* What the task asks
Copy every line of the data in which the word "this" occurs.
start Recorded information
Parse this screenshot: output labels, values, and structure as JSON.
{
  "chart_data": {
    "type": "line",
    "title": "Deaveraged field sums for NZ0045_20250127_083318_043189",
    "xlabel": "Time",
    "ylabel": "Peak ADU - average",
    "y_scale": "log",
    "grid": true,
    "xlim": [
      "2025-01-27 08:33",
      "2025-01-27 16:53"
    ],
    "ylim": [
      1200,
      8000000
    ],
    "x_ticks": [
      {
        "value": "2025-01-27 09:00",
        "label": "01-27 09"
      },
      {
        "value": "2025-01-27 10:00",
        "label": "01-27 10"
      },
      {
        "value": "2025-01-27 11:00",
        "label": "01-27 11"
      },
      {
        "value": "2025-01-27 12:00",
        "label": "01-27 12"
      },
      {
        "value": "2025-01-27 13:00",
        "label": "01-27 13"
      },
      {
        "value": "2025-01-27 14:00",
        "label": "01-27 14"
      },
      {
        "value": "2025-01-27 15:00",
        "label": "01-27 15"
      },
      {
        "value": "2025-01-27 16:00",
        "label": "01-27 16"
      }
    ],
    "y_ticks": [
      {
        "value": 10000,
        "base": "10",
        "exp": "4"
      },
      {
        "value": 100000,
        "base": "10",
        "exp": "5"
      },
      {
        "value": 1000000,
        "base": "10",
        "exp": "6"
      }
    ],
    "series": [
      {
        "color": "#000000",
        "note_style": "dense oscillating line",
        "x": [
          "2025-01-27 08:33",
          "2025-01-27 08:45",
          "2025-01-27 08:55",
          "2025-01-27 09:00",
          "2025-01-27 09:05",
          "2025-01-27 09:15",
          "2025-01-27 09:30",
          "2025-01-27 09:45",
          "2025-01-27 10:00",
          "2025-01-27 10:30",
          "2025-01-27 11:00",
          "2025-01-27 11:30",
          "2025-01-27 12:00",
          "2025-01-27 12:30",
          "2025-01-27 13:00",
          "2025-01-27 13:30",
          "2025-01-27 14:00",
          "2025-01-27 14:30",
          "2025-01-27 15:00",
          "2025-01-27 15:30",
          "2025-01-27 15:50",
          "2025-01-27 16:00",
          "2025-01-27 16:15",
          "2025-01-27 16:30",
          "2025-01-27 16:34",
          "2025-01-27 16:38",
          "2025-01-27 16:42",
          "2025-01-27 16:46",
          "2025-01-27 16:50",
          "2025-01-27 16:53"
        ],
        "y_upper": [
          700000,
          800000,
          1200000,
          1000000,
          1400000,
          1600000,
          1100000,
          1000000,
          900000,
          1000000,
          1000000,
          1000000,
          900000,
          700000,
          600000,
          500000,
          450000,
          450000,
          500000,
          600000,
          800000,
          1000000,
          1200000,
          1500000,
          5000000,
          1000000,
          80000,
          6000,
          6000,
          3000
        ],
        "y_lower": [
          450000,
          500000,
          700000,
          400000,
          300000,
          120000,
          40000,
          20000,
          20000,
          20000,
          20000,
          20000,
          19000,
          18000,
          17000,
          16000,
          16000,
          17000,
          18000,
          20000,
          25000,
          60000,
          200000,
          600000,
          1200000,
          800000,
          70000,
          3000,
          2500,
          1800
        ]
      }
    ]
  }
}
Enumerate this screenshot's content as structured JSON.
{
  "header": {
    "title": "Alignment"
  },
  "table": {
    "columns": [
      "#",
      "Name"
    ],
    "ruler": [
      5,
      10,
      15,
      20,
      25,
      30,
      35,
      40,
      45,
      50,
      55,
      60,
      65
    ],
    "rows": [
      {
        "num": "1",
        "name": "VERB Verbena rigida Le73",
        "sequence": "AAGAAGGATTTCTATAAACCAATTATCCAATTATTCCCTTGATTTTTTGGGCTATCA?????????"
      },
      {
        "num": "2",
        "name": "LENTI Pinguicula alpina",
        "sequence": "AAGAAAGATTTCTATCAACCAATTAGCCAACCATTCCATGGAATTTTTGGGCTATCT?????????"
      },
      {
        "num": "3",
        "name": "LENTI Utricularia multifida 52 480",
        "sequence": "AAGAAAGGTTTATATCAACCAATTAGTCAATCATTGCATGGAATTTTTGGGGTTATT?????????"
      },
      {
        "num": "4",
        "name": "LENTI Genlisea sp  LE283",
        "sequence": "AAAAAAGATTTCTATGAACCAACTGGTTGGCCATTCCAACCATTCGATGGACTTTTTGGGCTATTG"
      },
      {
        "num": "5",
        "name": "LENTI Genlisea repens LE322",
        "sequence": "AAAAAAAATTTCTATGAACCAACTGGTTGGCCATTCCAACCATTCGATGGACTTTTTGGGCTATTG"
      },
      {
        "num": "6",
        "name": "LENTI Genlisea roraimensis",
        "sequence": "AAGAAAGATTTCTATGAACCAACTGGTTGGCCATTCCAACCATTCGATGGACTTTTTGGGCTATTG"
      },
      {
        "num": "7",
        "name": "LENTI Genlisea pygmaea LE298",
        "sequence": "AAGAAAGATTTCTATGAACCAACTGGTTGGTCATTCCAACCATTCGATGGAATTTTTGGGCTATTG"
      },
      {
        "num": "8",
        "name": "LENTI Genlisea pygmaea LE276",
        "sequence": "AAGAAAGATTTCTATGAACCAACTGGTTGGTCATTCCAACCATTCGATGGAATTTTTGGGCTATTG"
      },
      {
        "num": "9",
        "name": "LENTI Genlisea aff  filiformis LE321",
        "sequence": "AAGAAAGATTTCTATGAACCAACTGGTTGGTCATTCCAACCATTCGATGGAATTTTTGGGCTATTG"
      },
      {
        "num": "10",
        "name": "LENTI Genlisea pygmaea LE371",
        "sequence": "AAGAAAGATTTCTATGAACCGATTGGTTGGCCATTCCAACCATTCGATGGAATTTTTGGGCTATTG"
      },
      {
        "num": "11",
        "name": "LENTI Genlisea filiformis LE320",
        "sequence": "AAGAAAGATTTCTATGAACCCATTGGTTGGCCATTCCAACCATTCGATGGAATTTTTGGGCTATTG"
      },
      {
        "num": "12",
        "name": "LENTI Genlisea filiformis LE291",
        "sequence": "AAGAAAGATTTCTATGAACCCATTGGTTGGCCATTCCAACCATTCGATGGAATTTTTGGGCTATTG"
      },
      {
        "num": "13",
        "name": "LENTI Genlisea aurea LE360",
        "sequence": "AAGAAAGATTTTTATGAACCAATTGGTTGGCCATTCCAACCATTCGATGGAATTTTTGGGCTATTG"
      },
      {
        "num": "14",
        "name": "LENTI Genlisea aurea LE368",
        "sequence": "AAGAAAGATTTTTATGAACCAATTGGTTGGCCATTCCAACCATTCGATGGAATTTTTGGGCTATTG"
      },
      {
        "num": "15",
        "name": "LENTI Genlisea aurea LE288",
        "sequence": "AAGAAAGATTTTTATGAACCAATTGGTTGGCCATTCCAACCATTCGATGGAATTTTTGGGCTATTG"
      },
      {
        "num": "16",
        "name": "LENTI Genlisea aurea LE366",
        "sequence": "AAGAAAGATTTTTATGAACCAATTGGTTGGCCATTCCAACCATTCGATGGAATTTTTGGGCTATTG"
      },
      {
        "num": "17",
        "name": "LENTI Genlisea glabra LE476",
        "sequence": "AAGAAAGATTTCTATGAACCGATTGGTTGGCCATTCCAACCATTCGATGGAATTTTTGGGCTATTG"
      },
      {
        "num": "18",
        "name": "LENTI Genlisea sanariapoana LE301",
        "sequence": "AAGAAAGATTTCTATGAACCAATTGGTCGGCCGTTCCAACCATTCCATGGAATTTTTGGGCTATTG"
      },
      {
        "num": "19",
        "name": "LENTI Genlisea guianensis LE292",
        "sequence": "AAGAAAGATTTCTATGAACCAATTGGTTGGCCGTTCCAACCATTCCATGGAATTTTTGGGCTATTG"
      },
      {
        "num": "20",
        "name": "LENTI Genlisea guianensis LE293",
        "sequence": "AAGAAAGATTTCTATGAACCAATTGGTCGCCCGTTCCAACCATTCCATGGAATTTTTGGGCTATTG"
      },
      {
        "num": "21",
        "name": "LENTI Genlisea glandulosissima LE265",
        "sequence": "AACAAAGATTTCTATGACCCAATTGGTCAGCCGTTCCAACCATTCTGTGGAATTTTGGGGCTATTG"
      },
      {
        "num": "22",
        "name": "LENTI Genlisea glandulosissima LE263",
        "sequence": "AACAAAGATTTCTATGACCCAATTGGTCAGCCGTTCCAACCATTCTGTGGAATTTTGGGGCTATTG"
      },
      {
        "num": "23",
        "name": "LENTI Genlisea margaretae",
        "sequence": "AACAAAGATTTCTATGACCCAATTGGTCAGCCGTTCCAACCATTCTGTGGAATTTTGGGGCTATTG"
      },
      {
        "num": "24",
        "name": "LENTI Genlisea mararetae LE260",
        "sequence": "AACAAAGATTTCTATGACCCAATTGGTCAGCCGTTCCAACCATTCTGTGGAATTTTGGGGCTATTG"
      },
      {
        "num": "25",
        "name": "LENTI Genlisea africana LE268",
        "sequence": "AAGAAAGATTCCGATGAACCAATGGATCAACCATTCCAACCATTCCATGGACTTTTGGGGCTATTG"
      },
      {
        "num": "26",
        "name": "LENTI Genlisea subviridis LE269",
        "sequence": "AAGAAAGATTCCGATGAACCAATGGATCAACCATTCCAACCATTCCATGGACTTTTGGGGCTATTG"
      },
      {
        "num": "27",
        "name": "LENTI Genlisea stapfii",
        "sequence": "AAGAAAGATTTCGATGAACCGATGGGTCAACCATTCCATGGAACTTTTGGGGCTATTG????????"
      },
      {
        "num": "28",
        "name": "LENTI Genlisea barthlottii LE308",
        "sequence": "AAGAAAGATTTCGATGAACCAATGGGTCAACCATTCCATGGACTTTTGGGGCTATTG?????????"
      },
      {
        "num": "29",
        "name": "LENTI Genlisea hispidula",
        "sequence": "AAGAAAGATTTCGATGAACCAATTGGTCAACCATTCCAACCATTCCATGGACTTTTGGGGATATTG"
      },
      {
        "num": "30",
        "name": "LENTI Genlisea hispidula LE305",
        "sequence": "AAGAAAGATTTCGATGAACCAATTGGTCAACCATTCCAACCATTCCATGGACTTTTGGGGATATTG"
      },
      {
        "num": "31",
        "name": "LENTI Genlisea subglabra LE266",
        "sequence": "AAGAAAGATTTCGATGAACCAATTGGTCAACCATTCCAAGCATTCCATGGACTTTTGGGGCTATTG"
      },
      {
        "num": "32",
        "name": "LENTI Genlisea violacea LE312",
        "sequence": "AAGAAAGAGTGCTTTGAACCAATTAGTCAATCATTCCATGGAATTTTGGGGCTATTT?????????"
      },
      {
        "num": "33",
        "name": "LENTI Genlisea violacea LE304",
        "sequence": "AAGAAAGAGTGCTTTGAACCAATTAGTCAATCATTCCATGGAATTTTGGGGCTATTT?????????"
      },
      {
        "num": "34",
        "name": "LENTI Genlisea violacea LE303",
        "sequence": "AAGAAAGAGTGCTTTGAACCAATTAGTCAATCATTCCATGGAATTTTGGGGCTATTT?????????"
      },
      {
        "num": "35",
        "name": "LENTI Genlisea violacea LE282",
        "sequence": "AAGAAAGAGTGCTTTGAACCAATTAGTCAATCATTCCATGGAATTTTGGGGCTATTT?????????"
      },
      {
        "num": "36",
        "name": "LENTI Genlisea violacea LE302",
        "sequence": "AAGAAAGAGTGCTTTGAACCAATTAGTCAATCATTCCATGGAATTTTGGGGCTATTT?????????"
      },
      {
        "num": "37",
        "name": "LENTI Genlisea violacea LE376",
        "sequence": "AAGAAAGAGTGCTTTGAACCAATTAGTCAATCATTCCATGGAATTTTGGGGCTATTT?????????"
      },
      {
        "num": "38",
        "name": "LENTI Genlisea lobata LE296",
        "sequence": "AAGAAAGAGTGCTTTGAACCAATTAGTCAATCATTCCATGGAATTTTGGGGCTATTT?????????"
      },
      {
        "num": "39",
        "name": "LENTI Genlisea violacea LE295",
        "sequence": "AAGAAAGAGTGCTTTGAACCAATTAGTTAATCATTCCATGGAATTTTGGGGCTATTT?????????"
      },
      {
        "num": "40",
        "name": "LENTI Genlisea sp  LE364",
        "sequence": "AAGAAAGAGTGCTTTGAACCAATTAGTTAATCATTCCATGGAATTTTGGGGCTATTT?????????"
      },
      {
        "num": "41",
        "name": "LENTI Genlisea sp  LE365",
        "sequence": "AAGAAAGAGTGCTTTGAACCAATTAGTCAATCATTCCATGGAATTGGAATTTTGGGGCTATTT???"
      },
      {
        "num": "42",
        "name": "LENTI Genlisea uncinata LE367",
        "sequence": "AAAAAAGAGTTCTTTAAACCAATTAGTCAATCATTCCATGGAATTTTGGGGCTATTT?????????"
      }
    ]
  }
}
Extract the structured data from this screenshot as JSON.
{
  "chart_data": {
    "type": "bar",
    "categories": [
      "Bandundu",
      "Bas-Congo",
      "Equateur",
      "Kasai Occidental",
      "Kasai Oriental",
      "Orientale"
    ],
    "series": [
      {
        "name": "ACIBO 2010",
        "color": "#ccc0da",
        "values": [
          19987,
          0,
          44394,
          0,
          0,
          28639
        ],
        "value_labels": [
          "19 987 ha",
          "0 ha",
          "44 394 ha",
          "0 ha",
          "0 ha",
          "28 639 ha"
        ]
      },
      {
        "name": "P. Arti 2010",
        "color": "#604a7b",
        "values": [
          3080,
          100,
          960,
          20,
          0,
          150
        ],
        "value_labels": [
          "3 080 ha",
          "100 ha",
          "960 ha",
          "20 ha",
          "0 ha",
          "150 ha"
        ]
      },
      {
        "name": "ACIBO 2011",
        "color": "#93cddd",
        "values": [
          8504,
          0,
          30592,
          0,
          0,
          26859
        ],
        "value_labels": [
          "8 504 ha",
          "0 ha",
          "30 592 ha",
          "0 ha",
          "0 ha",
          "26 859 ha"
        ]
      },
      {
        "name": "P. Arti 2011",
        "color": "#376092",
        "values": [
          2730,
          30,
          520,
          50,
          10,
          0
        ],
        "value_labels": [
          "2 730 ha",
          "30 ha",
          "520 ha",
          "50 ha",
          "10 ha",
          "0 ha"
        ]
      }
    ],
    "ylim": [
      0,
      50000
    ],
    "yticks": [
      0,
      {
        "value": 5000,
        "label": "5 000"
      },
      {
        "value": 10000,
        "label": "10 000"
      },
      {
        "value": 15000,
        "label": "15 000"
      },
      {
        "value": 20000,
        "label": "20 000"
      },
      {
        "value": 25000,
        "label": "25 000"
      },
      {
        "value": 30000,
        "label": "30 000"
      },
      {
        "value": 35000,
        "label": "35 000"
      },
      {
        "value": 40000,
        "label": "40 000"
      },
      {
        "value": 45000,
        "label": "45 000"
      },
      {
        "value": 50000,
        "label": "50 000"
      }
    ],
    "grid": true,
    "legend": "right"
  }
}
end Recorded information
* Exercise output
Parse this screenshot: output labels, values, and structure as JSON.
Enumerate this screenshot's content as structured JSON.
Extract the structured data from this screenshot as JSON.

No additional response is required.